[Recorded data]
■ ■ ■

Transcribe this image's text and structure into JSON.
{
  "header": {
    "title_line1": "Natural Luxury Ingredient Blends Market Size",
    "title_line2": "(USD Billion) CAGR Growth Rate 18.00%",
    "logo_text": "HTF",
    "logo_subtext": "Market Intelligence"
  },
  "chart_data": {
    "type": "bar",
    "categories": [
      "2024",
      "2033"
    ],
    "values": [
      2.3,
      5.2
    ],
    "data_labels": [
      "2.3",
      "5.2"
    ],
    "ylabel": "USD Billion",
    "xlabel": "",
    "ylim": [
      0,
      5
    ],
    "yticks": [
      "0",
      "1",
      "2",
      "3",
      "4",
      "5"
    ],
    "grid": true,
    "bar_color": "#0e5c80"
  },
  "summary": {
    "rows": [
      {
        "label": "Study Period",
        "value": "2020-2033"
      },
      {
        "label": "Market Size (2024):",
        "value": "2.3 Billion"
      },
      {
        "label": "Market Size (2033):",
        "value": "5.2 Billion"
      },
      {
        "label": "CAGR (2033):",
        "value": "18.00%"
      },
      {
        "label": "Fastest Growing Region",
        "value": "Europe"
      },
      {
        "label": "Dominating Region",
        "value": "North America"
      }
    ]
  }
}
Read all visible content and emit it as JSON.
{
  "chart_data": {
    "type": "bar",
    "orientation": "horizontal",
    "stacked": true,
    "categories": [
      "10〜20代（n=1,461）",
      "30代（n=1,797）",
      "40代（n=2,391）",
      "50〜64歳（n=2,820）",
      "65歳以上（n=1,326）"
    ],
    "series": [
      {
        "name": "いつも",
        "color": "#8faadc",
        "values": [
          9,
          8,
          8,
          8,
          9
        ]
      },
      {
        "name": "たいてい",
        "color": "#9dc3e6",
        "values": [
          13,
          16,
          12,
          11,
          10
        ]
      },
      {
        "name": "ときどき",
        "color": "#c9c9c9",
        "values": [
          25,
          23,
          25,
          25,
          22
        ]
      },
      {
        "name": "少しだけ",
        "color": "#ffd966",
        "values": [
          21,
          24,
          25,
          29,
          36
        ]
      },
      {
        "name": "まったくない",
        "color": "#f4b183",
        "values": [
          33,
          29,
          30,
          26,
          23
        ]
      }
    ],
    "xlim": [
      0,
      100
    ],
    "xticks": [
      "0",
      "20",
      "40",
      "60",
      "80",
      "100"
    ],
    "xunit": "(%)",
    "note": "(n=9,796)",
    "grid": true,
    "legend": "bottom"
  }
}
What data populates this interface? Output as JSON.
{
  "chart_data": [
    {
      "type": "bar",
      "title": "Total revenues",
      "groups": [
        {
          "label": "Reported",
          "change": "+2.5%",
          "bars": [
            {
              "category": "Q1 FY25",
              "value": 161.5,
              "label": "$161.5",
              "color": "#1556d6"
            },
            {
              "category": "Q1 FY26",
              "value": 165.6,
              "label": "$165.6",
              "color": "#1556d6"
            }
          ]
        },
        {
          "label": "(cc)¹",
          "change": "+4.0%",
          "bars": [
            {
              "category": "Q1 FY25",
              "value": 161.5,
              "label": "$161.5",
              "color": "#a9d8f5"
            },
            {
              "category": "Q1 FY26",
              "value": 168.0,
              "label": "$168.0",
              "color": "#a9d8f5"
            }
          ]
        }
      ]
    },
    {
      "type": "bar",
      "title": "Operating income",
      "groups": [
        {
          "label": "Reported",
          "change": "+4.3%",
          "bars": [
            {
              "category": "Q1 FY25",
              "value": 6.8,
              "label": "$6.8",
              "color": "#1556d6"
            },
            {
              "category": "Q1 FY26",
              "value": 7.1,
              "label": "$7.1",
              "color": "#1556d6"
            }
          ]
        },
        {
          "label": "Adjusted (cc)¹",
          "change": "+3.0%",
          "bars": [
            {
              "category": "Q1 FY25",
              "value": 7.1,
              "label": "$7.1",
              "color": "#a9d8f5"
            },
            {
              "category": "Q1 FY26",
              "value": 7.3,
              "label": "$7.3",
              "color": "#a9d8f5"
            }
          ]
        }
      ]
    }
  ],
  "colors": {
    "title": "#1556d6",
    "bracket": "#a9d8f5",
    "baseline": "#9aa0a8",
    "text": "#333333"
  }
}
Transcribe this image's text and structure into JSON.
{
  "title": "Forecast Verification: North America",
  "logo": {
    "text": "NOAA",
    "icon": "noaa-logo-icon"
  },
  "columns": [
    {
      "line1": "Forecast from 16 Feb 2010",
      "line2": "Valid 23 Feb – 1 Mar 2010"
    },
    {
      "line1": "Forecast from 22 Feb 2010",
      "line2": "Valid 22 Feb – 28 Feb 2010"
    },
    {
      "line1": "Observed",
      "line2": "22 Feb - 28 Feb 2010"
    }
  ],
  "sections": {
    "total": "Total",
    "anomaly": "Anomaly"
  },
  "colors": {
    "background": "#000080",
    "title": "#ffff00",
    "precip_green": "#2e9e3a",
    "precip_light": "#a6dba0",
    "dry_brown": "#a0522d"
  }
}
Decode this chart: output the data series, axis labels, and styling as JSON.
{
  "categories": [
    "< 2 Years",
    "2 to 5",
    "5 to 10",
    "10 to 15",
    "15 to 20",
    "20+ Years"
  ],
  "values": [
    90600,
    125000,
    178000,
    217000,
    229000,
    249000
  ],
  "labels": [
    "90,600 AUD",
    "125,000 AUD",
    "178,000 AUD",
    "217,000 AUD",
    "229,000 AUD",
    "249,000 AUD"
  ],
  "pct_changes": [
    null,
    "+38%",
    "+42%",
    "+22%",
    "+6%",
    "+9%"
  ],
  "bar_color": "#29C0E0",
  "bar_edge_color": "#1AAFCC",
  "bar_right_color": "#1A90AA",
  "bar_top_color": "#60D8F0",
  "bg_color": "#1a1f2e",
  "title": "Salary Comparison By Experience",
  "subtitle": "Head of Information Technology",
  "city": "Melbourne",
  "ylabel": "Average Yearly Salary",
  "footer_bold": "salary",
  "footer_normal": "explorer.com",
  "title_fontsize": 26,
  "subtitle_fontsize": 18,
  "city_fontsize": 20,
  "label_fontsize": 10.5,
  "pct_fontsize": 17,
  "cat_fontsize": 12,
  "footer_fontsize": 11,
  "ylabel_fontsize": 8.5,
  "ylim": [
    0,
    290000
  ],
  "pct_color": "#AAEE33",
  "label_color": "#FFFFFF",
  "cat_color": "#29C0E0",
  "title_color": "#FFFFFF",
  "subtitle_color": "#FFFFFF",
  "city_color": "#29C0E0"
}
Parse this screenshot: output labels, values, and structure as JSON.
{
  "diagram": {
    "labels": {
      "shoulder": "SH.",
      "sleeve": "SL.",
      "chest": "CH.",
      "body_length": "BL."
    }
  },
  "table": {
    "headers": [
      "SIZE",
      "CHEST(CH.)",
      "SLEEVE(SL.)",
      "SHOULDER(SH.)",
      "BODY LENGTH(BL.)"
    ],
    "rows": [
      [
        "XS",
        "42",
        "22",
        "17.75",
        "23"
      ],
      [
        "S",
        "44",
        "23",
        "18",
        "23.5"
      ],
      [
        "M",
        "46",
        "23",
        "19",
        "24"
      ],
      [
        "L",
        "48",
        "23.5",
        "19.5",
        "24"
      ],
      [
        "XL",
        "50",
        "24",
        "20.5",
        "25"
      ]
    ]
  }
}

■ ■ ■

» Challenge:
Out of the material above, gather each line where "CAGR" appears.

» Solution to this exercise:
    "title_line2": "(USD Billion) CAGR Growth Rate 18.00%",
        "label": "CAGR (2033):",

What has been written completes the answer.